▶ [Aim of the exercise]: Transcribe all of the records word for word, but omit the pictures.

▶ [Exercise material]:
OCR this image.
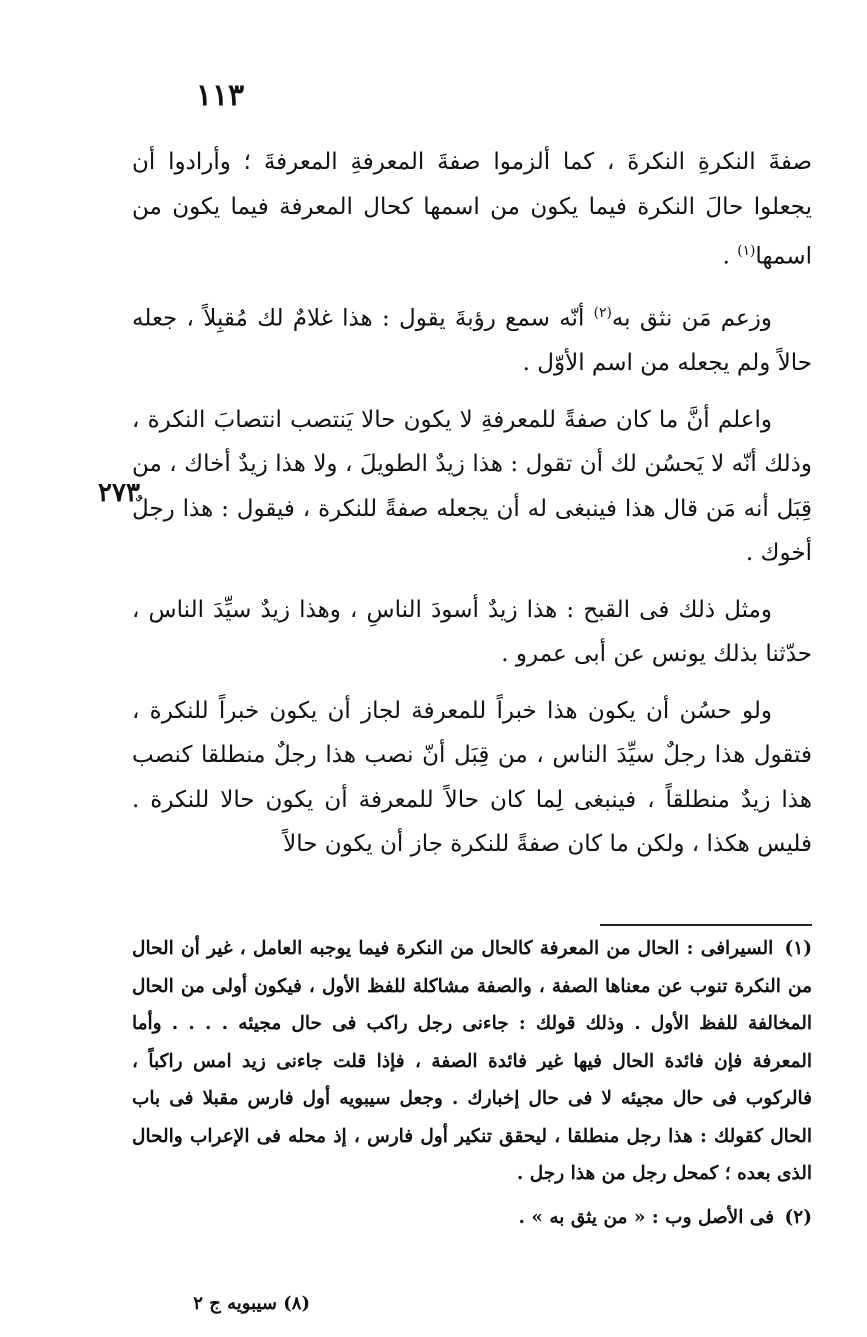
١١٣
٢٧٣

صفةَ النكرةِ النكرةَ ، كما ألزموا صفةَ المعرفةِ المعرفةَ ؛ وأرادوا أن يجعلوا حالَ النكرة فيما يكون من اسمها كحال المعرفة فيما يكون من اسمها$^{(١)}$ .

وزعم مَن نثق به$^{(٢)}$ أنّه سمع رؤبةَ يقول : هذا غلامٌ لك مُقبِلاً ، جعله حالاً ولم يجعله من اسم الأوّل .

واعلم أنَّ ما كان صفةً للمعرفةِ لا يكون حالا يَنتصب انتصابَ النكرة ، وذلك أنّه لا يَحسُن لك أن تقول : هذا زيدٌ الطويلَ ، ولا هذا زيدٌ أخاك ، من قِبَل أنه مَن قال هذا فينبغى له أن يجعله صفةً للنكرة ، فيقول : هذا رجلٌ أخوك .

ومثل ذلك فى القبح : هذا زيدٌ أسودَ الناسِ ، وهذا زيدٌ سيِّدَ الناس ، حدّثنا بذلك يونس عن أبى عمرو .

ولو حسُن أن يكون هذا خبراً للمعرفة لجاز أن يكون خبراً للنكرة ، فتقول هذا رجلٌ سيِّدَ الناس ، من قِبَل أنّ نصب هذا رجلٌ منطلقا كنصب هذا زيدٌ منطلقاً ، فينبغى لِما كان حالاً للمعرفة أن يكون حالا للنكرة . فليس هكذا ، ولكن ما كان صفةً للنكرة جاز أن يكون حالاً

(١) السيرافى : الحال من المعرفة كالحال من النكرة فيما يوجبه العامل ، غير أن الحال من النكرة تنوب عن معناها الصفة ، والصفة مشاكلة للفظ الأول ، فيكون أولى من الحال المخالفة للفظ الأول . وذلك قولك : جاءنى رجل راكب فى حال مجيئه . . . . وأما المعرفة فإن فائدة الحال فيها غير فائدة الصفة ، فإذا قلت جاءنى زيد امس راكباً ، فالركوب فى حال مجيئه لا فى حال إخبارك . وجعل سيبويه أول فارس مقبلا فى باب الحال كقولك : هذا رجل منطلقا ، ليحقق تنكير أول فارس ، إذ محله فى الإعراب والحال الذى بعده ؛ كمحل رجل من هذا رجل .

(٢) فى الأصل وب : « من يثق به » .

(٨) سيبويه ج ٢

▶ [Result]:
OCR this image.
١١٣
٢٧٣

صفةَ النكرةِ النكرةَ ، كما ألزموا صفةَ المعرفةِ المعرفةَ ؛ وأرادوا أن يجعلوا حالَ النكرة فيما يكون من اسمها كحال المعرفة فيما يكون من اسمها$^{(١)}$ .

وزعم مَن نثق به$^{(٢)}$ أنّه سمع رؤبةَ يقول : هذا غلامٌ لك مُقبِلاً ، جعله حالاً ولم يجعله من اسم الأوّل .

واعلم أنَّ ما كان صفةً للمعرفةِ لا يكون حالا يَنتصب انتصابَ النكرة ، وذلك أنّه لا يَحسُن لك أن تقول : هذا زيدٌ الطويلَ ، ولا هذا زيدٌ أخاك ، من قِبَل أنه مَن قال هذا فينبغى له أن يجعله صفةً للنكرة ، فيقول : هذا رجلٌ أخوك .

ومثل ذلك فى القبح : هذا زيدٌ أسودَ الناسِ ، وهذا زيدٌ سيِّدَ الناس ، حدّثنا بذلك يونس عن أبى عمرو .

ولو حسُن أن يكون هذا خبراً للمعرفة لجاز أن يكون خبراً للنكرة ، فتقول هذا رجلٌ سيِّدَ الناس ، من قِبَل أنّ نصب هذا رجلٌ منطلقا كنصب هذا زيدٌ منطلقاً ، فينبغى لِما كان حالاً للمعرفة أن يكون حالا للنكرة . فليس هكذا ، ولكن ما كان صفةً للنكرة جاز أن يكون حالاً

(١) السيرافى : الحال من المعرفة كالحال من النكرة فيما يوجبه العامل ، غير أن الحال من النكرة تنوب عن معناها الصفة ، والصفة مشاكلة للفظ الأول ، فيكون أولى من الحال المخالفة للفظ الأول . وذلك قولك : جاءنى رجل راكب فى حال مجيئه . . . . وأما المعرفة فإن فائدة الحال فيها غير فائدة الصفة ، فإذا قلت جاءنى زيد امس راكباً ، فالركوب فى حال مجيئه لا فى حال إخبارك . وجعل سيبويه أول فارس مقبلا فى باب الحال كقولك : هذا رجل منطلقا ، ليحقق تنكير أول فارس ، إذ محله فى الإعراب والحال الذى بعده ؛ كمحل رجل من هذا رجل .

(٢) فى الأصل وب : « من يثق به » .

(٨) سيبويه ج ٢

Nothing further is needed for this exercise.